Dataset listings of figures

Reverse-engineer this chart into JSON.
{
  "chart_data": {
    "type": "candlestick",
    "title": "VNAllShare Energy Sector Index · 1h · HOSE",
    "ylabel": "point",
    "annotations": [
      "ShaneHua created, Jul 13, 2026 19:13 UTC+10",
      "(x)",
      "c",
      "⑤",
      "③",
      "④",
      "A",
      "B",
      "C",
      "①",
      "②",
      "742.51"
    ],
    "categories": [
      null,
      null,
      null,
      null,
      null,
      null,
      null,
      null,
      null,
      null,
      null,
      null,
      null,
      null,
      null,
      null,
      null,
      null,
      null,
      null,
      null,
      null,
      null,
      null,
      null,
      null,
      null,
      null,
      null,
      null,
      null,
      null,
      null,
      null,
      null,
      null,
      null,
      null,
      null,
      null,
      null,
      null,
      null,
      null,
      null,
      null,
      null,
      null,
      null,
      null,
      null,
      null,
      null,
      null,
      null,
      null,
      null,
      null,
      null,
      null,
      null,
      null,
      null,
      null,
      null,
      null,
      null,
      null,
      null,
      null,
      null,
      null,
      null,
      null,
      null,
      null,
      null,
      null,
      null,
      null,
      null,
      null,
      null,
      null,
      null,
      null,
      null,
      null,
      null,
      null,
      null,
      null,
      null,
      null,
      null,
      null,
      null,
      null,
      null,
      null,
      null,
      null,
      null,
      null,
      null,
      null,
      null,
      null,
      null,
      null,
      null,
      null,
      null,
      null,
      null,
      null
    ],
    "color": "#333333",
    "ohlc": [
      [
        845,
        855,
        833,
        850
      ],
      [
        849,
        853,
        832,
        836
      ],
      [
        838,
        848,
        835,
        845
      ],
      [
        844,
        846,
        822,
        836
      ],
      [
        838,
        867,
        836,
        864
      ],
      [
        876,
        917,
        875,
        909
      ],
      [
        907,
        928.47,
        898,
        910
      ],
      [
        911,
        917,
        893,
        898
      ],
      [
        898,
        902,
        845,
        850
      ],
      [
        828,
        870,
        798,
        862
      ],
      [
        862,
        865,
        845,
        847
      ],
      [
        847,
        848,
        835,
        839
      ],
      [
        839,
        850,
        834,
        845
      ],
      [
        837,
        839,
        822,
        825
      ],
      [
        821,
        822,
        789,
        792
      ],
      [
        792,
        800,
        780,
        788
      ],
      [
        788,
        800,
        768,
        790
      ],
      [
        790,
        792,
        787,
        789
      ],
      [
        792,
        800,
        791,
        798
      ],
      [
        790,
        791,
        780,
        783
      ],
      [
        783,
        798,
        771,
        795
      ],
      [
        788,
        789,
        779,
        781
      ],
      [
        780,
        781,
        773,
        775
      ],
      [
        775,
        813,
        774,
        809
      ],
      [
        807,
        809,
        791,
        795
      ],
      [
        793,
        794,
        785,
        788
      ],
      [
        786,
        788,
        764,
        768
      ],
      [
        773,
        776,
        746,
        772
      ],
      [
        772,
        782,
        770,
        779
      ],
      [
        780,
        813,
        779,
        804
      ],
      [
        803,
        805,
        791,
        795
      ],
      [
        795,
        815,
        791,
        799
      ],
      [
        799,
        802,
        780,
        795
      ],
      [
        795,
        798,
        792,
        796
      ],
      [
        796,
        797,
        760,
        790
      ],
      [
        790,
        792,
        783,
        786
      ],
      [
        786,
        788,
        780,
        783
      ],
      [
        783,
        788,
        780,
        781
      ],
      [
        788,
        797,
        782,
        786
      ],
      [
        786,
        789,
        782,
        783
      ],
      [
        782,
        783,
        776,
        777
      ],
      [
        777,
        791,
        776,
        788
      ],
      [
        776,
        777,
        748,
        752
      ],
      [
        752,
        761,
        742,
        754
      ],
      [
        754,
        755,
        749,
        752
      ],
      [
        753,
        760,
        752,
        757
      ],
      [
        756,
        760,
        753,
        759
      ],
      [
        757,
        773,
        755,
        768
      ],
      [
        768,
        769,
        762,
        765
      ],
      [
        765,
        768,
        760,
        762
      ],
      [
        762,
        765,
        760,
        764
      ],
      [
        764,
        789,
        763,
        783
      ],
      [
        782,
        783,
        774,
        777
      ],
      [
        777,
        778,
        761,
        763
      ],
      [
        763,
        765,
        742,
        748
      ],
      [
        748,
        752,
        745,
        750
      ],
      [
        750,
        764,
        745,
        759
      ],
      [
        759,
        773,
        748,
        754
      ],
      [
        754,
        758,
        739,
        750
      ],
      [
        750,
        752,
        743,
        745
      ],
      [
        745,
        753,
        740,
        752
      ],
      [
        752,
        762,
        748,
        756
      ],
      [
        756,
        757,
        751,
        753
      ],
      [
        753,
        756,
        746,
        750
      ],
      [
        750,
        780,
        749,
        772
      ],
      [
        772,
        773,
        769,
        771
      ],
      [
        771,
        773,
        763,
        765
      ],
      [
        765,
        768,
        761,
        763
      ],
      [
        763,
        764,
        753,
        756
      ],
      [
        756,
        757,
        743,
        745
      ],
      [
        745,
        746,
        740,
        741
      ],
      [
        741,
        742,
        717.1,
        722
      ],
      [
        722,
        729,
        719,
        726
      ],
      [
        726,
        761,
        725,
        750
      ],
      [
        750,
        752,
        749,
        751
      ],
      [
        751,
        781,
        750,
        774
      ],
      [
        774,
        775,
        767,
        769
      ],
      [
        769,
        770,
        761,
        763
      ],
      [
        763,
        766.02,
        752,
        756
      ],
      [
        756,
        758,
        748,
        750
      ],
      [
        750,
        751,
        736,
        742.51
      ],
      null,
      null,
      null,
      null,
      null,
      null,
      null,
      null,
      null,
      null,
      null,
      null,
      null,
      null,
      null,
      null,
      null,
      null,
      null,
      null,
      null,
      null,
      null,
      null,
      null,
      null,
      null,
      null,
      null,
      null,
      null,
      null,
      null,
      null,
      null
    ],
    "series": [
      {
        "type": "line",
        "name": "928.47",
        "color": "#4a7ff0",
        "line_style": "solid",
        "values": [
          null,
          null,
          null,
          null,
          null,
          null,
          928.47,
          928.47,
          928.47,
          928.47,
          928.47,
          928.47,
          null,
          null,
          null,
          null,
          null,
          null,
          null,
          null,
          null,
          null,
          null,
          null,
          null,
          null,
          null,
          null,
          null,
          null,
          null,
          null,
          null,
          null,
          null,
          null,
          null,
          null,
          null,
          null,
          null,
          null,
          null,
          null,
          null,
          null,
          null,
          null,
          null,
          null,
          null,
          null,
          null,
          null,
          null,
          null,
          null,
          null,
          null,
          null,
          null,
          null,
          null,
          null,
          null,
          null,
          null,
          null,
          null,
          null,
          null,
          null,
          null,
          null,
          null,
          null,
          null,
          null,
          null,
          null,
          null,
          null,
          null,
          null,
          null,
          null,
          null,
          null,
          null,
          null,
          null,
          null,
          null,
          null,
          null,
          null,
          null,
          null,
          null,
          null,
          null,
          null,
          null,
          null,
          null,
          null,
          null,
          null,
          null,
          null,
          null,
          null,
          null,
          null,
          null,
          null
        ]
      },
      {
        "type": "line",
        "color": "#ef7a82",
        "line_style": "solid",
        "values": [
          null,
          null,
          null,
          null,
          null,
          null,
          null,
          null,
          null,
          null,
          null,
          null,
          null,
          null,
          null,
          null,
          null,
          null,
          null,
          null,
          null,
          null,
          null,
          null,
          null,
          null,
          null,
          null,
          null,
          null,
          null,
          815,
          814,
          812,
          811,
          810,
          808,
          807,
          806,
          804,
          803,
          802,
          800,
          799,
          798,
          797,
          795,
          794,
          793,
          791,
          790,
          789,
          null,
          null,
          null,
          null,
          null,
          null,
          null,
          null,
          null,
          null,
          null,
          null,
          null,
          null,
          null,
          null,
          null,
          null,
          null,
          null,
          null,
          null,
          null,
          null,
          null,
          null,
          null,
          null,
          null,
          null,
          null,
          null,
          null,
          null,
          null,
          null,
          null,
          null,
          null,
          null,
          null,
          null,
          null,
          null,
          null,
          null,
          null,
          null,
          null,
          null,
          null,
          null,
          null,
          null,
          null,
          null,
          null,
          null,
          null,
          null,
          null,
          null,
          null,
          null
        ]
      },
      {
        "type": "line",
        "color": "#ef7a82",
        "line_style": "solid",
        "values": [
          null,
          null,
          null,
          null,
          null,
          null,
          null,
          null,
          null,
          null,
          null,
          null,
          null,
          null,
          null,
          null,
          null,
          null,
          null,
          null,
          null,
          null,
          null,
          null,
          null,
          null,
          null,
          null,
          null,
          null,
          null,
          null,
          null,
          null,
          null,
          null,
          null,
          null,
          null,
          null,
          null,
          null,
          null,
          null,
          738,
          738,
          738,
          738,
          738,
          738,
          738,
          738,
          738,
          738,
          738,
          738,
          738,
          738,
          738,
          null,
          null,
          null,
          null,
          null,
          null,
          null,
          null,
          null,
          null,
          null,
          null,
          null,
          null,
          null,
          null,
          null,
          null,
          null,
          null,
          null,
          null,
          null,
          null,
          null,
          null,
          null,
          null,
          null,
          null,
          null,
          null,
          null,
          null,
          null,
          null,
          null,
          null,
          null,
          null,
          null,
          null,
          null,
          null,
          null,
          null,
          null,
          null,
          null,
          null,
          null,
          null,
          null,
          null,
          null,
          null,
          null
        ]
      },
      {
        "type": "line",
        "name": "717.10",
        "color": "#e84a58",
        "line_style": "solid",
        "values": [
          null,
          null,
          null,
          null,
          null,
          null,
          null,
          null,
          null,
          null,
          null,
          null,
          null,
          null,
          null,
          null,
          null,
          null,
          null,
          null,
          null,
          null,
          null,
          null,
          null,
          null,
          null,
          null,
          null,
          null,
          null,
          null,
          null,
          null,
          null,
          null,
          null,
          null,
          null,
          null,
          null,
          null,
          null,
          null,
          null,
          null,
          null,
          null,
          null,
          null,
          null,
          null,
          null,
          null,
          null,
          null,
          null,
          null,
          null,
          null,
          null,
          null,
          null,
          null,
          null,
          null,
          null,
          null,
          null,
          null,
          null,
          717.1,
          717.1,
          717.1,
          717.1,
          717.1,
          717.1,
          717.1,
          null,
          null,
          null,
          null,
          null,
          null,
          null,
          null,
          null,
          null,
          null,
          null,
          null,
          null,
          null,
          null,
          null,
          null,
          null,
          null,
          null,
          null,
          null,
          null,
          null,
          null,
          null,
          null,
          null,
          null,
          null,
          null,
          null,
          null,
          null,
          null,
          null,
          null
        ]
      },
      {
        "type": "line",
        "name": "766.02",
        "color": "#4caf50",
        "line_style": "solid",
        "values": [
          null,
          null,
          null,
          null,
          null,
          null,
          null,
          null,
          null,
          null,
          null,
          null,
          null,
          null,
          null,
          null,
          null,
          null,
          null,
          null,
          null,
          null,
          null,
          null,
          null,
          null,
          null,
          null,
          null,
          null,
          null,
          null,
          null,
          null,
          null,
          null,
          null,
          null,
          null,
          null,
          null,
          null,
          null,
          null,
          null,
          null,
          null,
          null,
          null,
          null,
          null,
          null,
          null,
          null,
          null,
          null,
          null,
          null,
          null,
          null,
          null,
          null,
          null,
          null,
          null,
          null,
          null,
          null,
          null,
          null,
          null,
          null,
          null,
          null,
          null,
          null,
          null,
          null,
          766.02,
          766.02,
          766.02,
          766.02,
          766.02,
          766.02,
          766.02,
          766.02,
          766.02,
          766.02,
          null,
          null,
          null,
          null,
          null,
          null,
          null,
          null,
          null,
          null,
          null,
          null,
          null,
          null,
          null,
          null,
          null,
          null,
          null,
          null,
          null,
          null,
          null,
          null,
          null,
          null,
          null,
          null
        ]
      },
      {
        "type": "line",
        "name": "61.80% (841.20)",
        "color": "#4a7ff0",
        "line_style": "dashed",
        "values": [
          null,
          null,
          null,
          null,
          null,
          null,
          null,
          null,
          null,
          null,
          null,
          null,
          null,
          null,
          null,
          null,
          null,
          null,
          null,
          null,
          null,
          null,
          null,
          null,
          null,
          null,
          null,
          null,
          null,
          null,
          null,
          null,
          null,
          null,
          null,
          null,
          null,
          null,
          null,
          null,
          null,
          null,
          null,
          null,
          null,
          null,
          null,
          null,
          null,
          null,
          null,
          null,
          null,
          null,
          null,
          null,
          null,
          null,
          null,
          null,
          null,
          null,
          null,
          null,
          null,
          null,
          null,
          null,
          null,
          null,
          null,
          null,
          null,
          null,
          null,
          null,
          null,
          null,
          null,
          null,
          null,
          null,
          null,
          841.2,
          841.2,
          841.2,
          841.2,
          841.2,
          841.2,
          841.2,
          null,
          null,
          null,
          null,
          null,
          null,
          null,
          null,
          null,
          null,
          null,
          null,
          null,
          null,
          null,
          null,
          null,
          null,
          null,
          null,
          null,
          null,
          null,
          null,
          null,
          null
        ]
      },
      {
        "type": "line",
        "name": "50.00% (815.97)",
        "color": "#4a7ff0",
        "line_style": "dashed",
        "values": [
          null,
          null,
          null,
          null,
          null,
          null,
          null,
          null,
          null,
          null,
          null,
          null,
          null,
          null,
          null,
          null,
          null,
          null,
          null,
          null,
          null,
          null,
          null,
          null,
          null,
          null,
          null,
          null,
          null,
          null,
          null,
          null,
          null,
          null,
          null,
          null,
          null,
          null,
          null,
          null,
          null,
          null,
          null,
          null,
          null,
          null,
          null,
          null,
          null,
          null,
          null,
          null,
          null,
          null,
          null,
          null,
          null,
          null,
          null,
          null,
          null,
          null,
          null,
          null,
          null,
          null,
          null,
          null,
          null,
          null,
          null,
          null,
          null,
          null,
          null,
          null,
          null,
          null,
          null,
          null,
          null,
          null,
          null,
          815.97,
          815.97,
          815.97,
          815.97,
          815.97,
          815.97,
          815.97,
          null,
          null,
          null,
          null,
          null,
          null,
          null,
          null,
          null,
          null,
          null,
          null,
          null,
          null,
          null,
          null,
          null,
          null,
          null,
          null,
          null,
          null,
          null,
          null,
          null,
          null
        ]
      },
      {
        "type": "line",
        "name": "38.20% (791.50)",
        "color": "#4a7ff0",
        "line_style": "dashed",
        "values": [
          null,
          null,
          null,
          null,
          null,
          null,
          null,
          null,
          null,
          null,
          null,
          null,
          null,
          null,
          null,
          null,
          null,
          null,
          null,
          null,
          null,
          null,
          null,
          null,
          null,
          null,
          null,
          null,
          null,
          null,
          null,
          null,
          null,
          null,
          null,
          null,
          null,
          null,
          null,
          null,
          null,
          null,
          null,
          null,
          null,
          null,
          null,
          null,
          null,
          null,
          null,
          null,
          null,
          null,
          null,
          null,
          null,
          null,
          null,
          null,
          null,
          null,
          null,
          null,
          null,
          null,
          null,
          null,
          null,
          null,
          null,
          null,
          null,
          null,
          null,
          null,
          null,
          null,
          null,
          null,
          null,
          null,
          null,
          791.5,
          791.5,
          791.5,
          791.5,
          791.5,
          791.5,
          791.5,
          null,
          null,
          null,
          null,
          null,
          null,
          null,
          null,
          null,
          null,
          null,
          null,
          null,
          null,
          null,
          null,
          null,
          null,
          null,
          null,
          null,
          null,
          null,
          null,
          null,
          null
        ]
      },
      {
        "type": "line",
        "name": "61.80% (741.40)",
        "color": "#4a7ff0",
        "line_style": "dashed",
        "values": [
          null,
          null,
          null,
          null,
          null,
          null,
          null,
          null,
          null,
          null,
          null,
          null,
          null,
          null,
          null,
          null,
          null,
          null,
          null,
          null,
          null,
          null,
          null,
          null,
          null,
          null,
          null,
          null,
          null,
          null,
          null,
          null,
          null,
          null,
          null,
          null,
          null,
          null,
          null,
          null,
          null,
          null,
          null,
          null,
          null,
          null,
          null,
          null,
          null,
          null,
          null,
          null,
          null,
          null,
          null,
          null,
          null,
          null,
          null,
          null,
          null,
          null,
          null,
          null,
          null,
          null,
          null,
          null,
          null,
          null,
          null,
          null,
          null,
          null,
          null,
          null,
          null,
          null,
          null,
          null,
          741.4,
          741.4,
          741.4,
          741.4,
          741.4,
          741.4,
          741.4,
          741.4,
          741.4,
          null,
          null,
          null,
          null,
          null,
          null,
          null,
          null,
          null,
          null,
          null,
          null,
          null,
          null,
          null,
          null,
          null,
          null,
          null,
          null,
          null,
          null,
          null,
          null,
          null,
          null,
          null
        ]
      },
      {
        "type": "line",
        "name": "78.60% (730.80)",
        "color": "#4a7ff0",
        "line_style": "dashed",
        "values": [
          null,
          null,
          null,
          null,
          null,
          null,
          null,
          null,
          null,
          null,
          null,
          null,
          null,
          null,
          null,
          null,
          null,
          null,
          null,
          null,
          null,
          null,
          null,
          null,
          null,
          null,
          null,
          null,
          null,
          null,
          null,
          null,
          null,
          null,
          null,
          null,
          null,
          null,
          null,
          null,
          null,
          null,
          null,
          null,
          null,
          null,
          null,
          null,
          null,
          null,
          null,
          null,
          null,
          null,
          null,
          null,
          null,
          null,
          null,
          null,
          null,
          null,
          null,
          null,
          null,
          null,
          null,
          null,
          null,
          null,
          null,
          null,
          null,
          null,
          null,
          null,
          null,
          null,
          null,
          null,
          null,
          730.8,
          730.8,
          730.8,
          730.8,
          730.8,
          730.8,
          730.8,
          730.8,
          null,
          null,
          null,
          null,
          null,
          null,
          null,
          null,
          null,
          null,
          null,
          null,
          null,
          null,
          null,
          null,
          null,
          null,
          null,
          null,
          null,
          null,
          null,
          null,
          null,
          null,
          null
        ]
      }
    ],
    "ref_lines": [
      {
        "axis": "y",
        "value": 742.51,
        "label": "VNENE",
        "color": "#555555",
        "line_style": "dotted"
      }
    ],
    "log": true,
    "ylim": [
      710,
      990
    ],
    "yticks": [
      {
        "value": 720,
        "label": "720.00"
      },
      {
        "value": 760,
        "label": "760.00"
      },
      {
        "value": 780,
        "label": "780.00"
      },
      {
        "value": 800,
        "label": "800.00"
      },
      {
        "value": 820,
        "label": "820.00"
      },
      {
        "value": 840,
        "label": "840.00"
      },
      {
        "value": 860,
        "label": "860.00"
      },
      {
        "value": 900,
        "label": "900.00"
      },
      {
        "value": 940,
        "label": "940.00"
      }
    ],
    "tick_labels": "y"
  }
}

§ GIVEN REQUEST
Each line of the material that holds the string "name" counts once; give the total alone.

§ WORKED ANSWER
8